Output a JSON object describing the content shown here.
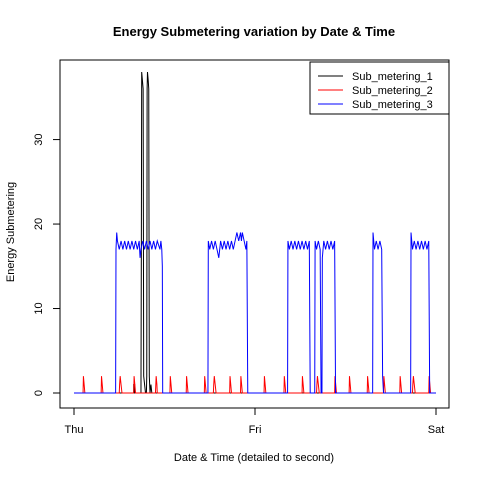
{
  "chart_data": {
    "type": "line",
    "title": "Energy Submetering variation by Date & Time",
    "xlabel": "Date & Time (detailed to second)",
    "ylabel": "Energy Submetering",
    "x_unit": "days since Thu 00:00",
    "xlim": [
      0,
      2
    ],
    "ylim": [
      0,
      38
    ],
    "x_ticks": [
      {
        "value": 0,
        "label": "Thu"
      },
      {
        "value": 1,
        "label": "Fri"
      },
      {
        "value": 2,
        "label": "Sat"
      }
    ],
    "y_ticks": [
      {
        "value": 0,
        "label": "0"
      },
      {
        "value": 10,
        "label": "10"
      },
      {
        "value": 20,
        "label": "20"
      },
      {
        "value": 30,
        "label": "30"
      }
    ],
    "grid": false,
    "legend_position": "top-right",
    "series": [
      {
        "name": "Sub_metering_1",
        "color": "#000000",
        "points": [
          [
            0,
            0
          ],
          [
            0.33,
            0
          ],
          [
            0.33,
            1
          ],
          [
            0.335,
            1
          ],
          [
            0.335,
            0
          ],
          [
            0.37,
            0
          ],
          [
            0.372,
            16
          ],
          [
            0.374,
            38
          ],
          [
            0.378,
            37
          ],
          [
            0.382,
            36
          ],
          [
            0.385,
            2
          ],
          [
            0.39,
            1
          ],
          [
            0.395,
            0
          ],
          [
            0.4,
            0
          ],
          [
            0.402,
            2
          ],
          [
            0.404,
            36
          ],
          [
            0.406,
            38
          ],
          [
            0.41,
            37
          ],
          [
            0.413,
            36
          ],
          [
            0.416,
            2
          ],
          [
            0.42,
            0
          ],
          [
            0.425,
            1
          ],
          [
            0.43,
            0
          ],
          [
            2,
            0
          ]
        ]
      },
      {
        "name": "Sub_metering_2",
        "color": "#ff0000",
        "points": [
          [
            0,
            0
          ],
          [
            0.05,
            0
          ],
          [
            0.052,
            2
          ],
          [
            0.056,
            1
          ],
          [
            0.06,
            0
          ],
          [
            0.15,
            0
          ],
          [
            0.152,
            2
          ],
          [
            0.156,
            1
          ],
          [
            0.16,
            0
          ],
          [
            0.25,
            0
          ],
          [
            0.252,
            1
          ],
          [
            0.255,
            2
          ],
          [
            0.26,
            1
          ],
          [
            0.265,
            0
          ],
          [
            0.33,
            0
          ],
          [
            0.332,
            2
          ],
          [
            0.336,
            1
          ],
          [
            0.34,
            0
          ],
          [
            0.45,
            0
          ],
          [
            0.452,
            1
          ],
          [
            0.454,
            2
          ],
          [
            0.458,
            1
          ],
          [
            0.46,
            0
          ],
          [
            0.53,
            0
          ],
          [
            0.532,
            2
          ],
          [
            0.536,
            1
          ],
          [
            0.54,
            0
          ],
          [
            0.62,
            0
          ],
          [
            0.622,
            2
          ],
          [
            0.626,
            1
          ],
          [
            0.63,
            0
          ],
          [
            0.72,
            0
          ],
          [
            0.722,
            2
          ],
          [
            0.726,
            1
          ],
          [
            0.73,
            0
          ],
          [
            0.77,
            0
          ],
          [
            0.772,
            1
          ],
          [
            0.775,
            2
          ],
          [
            0.78,
            1
          ],
          [
            0.785,
            0
          ],
          [
            0.86,
            0
          ],
          [
            0.862,
            2
          ],
          [
            0.866,
            1
          ],
          [
            0.87,
            0
          ],
          [
            0.92,
            0
          ],
          [
            0.922,
            2
          ],
          [
            0.926,
            1
          ],
          [
            0.93,
            0
          ],
          [
            1.05,
            0
          ],
          [
            1.052,
            2
          ],
          [
            1.056,
            1
          ],
          [
            1.06,
            0
          ],
          [
            1.16,
            0
          ],
          [
            1.162,
            2
          ],
          [
            1.166,
            1
          ],
          [
            1.17,
            0
          ],
          [
            1.26,
            0
          ],
          [
            1.262,
            2
          ],
          [
            1.266,
            1
          ],
          [
            1.27,
            0
          ],
          [
            1.34,
            0
          ],
          [
            1.342,
            1
          ],
          [
            1.345,
            2
          ],
          [
            1.35,
            1
          ],
          [
            1.355,
            0
          ],
          [
            1.44,
            0
          ],
          [
            1.442,
            2
          ],
          [
            1.446,
            1
          ],
          [
            1.45,
            0
          ],
          [
            1.52,
            0
          ],
          [
            1.522,
            2
          ],
          [
            1.526,
            1
          ],
          [
            1.53,
            0
          ],
          [
            1.62,
            0
          ],
          [
            1.622,
            2
          ],
          [
            1.626,
            1
          ],
          [
            1.63,
            0
          ],
          [
            1.71,
            0
          ],
          [
            1.712,
            2
          ],
          [
            1.716,
            1
          ],
          [
            1.72,
            0
          ],
          [
            1.8,
            0
          ],
          [
            1.802,
            2
          ],
          [
            1.806,
            1
          ],
          [
            1.81,
            0
          ],
          [
            1.87,
            0
          ],
          [
            1.872,
            1
          ],
          [
            1.875,
            2
          ],
          [
            1.88,
            1
          ],
          [
            1.885,
            0
          ],
          [
            1.96,
            0
          ],
          [
            1.962,
            2
          ],
          [
            1.966,
            1
          ],
          [
            1.97,
            0
          ],
          [
            2,
            0
          ]
        ]
      },
      {
        "name": "Sub_metering_3",
        "color": "#0000ff",
        "points": [
          [
            0,
            0
          ],
          [
            0.23,
            0
          ],
          [
            0.232,
            17
          ],
          [
            0.236,
            19
          ],
          [
            0.24,
            18
          ],
          [
            0.25,
            17
          ],
          [
            0.26,
            18
          ],
          [
            0.27,
            17
          ],
          [
            0.28,
            18
          ],
          [
            0.29,
            17
          ],
          [
            0.3,
            18
          ],
          [
            0.31,
            17
          ],
          [
            0.32,
            18
          ],
          [
            0.33,
            17
          ],
          [
            0.34,
            18
          ],
          [
            0.35,
            17
          ],
          [
            0.36,
            18
          ],
          [
            0.365,
            16
          ],
          [
            0.37,
            17
          ],
          [
            0.38,
            18
          ],
          [
            0.39,
            17
          ],
          [
            0.4,
            18
          ],
          [
            0.41,
            17
          ],
          [
            0.42,
            18
          ],
          [
            0.43,
            17
          ],
          [
            0.44,
            18
          ],
          [
            0.45,
            17
          ],
          [
            0.46,
            18
          ],
          [
            0.475,
            17
          ],
          [
            0.48,
            18
          ],
          [
            0.485,
            17
          ],
          [
            0.488,
            15
          ],
          [
            0.49,
            0
          ],
          [
            0.74,
            0
          ],
          [
            0.742,
            18
          ],
          [
            0.75,
            17
          ],
          [
            0.76,
            18
          ],
          [
            0.77,
            17
          ],
          [
            0.78,
            18
          ],
          [
            0.79,
            17
          ],
          [
            0.8,
            16
          ],
          [
            0.81,
            18
          ],
          [
            0.82,
            17
          ],
          [
            0.83,
            18
          ],
          [
            0.84,
            17
          ],
          [
            0.85,
            18
          ],
          [
            0.86,
            17
          ],
          [
            0.87,
            18
          ],
          [
            0.88,
            17
          ],
          [
            0.89,
            18
          ],
          [
            0.9,
            19
          ],
          [
            0.91,
            18
          ],
          [
            0.92,
            19
          ],
          [
            0.925,
            18
          ],
          [
            0.93,
            19
          ],
          [
            0.94,
            18
          ],
          [
            0.95,
            17
          ],
          [
            0.955,
            18
          ],
          [
            0.96,
            0
          ],
          [
            1.18,
            0
          ],
          [
            1.182,
            18
          ],
          [
            1.19,
            17
          ],
          [
            1.2,
            18
          ],
          [
            1.21,
            17
          ],
          [
            1.22,
            18
          ],
          [
            1.23,
            17
          ],
          [
            1.24,
            18
          ],
          [
            1.25,
            17
          ],
          [
            1.26,
            18
          ],
          [
            1.27,
            17
          ],
          [
            1.28,
            18
          ],
          [
            1.29,
            17
          ],
          [
            1.3,
            18
          ],
          [
            1.305,
            0
          ],
          [
            1.33,
            0
          ],
          [
            1.332,
            18
          ],
          [
            1.34,
            17
          ],
          [
            1.35,
            18
          ],
          [
            1.36,
            17
          ],
          [
            1.365,
            0
          ],
          [
            1.37,
            0
          ],
          [
            1.372,
            16
          ],
          [
            1.38,
            18
          ],
          [
            1.39,
            17
          ],
          [
            1.4,
            18
          ],
          [
            1.41,
            17
          ],
          [
            1.42,
            18
          ],
          [
            1.43,
            17
          ],
          [
            1.44,
            18
          ],
          [
            1.445,
            0
          ],
          [
            1.65,
            0
          ],
          [
            1.652,
            19
          ],
          [
            1.66,
            17
          ],
          [
            1.67,
            18
          ],
          [
            1.68,
            17
          ],
          [
            1.69,
            18
          ],
          [
            1.7,
            17
          ],
          [
            1.705,
            2
          ],
          [
            1.71,
            0
          ],
          [
            1.73,
            0
          ],
          [
            1.75,
            0
          ],
          [
            1.86,
            0
          ],
          [
            1.862,
            19
          ],
          [
            1.87,
            17
          ],
          [
            1.88,
            18
          ],
          [
            1.89,
            17
          ],
          [
            1.9,
            18
          ],
          [
            1.91,
            17
          ],
          [
            1.92,
            18
          ],
          [
            1.93,
            17
          ],
          [
            1.94,
            18
          ],
          [
            1.95,
            17
          ],
          [
            1.96,
            18
          ],
          [
            1.965,
            0
          ],
          [
            2,
            0
          ]
        ]
      }
    ]
  }
}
....
| Problem description |
Count every line in the listing above that holds "color", then report only the count.

| Result for this exercise |
3